[What is needed]:
Leave out any pictures and transcribe all other data below exactly.

[Dataset rows about figures]:
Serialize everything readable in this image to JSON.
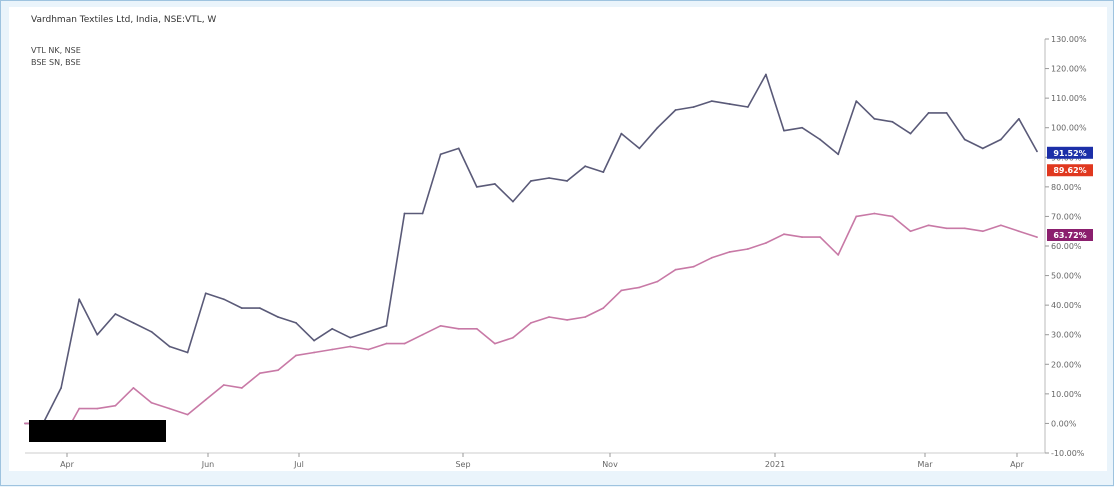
{
  "chart_data": {
    "type": "line",
    "title": "Vardhman Textiles Ltd, India, NSE:VTL, W",
    "legend": [
      "VTL NK, NSE",
      "BSE SN, BSE"
    ],
    "x_tick_labels": [
      "Apr",
      "Jun",
      "Jul",
      "Sep",
      "Nov",
      "2021",
      "Mar",
      "Apr"
    ],
    "y_tick_labels": [
      "130.00%",
      "120.00%",
      "110.00%",
      "100.00%",
      "90.00%",
      "80.00%",
      "70.00%",
      "60.00%",
      "50.00%",
      "40.00%",
      "30.00%",
      "20.00%",
      "10.00%",
      "0.00%",
      "-10.00%"
    ],
    "ylim": [
      -10,
      130
    ],
    "grid": false,
    "series": [
      {
        "name": "VTL NK, NSE",
        "color": "#5a5a78",
        "end_label": "91.52%",
        "end_label_color": "#1c2fa8",
        "values": [
          0,
          0,
          12,
          42,
          30,
          37,
          34,
          31,
          26,
          24,
          44,
          42,
          39,
          39,
          36,
          34,
          28,
          32,
          29,
          31,
          33,
          71,
          71,
          91,
          93,
          80,
          81,
          75,
          82,
          83,
          82,
          87,
          85,
          98,
          93,
          100,
          106,
          107,
          109,
          108,
          107,
          118,
          99,
          100,
          96,
          91,
          109,
          103,
          102,
          98,
          105,
          105,
          96,
          93,
          96,
          103,
          92
        ]
      },
      {
        "name": "BSE SN, BSE",
        "color": "#c879a6",
        "end_label": "63.72%",
        "end_label_color": "#8b1f6e",
        "values": [
          0,
          0,
          -6,
          5,
          5,
          6,
          12,
          7,
          5,
          3,
          8,
          13,
          12,
          17,
          18,
          23,
          24,
          25,
          26,
          25,
          27,
          27,
          30,
          33,
          32,
          32,
          27,
          29,
          34,
          36,
          35,
          36,
          39,
          45,
          46,
          48,
          52,
          53,
          56,
          58,
          59,
          61,
          64,
          63,
          63,
          57,
          70,
          71,
          70,
          65,
          67,
          66,
          66,
          65,
          67,
          65,
          63
        ]
      }
    ],
    "extra_labels": [
      {
        "text": "89.62%",
        "color": "#e0381f"
      }
    ]
  }
}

[The output]:
Serialize everything readable in this image to JSON.
{
  "chart_data": {
    "type": "line",
    "title": "Vardhman Textiles Ltd, India, NSE:VTL, W",
    "legend": [
      "VTL NK, NSE",
      "BSE SN, BSE"
    ],
    "x_tick_labels": [
      "Apr",
      "Jun",
      "Jul",
      "Sep",
      "Nov",
      "2021",
      "Mar",
      "Apr"
    ],
    "y_tick_labels": [
      "130.00%",
      "120.00%",
      "110.00%",
      "100.00%",
      "90.00%",
      "80.00%",
      "70.00%",
      "60.00%",
      "50.00%",
      "40.00%",
      "30.00%",
      "20.00%",
      "10.00%",
      "0.00%",
      "-10.00%"
    ],
    "ylim": [
      -10,
      130
    ],
    "grid": false,
    "series": [
      {
        "name": "VTL NK, NSE",
        "color": "#5a5a78",
        "end_label": "91.52%",
        "end_label_color": "#1c2fa8",
        "values": [
          0,
          0,
          12,
          42,
          30,
          37,
          34,
          31,
          26,
          24,
          44,
          42,
          39,
          39,
          36,
          34,
          28,
          32,
          29,
          31,
          33,
          71,
          71,
          91,
          93,
          80,
          81,
          75,
          82,
          83,
          82,
          87,
          85,
          98,
          93,
          100,
          106,
          107,
          109,
          108,
          107,
          118,
          99,
          100,
          96,
          91,
          109,
          103,
          102,
          98,
          105,
          105,
          96,
          93,
          96,
          103,
          92
        ]
      },
      {
        "name": "BSE SN, BSE",
        "color": "#c879a6",
        "end_label": "63.72%",
        "end_label_color": "#8b1f6e",
        "values": [
          0,
          0,
          -6,
          5,
          5,
          6,
          12,
          7,
          5,
          3,
          8,
          13,
          12,
          17,
          18,
          23,
          24,
          25,
          26,
          25,
          27,
          27,
          30,
          33,
          32,
          32,
          27,
          29,
          34,
          36,
          35,
          36,
          39,
          45,
          46,
          48,
          52,
          53,
          56,
          58,
          59,
          61,
          64,
          63,
          63,
          57,
          70,
          71,
          70,
          65,
          67,
          66,
          66,
          65,
          67,
          65,
          63
        ]
      }
    ],
    "extra_labels": [
      {
        "text": "89.62%",
        "color": "#e0381f"
      }
    ]
  }
}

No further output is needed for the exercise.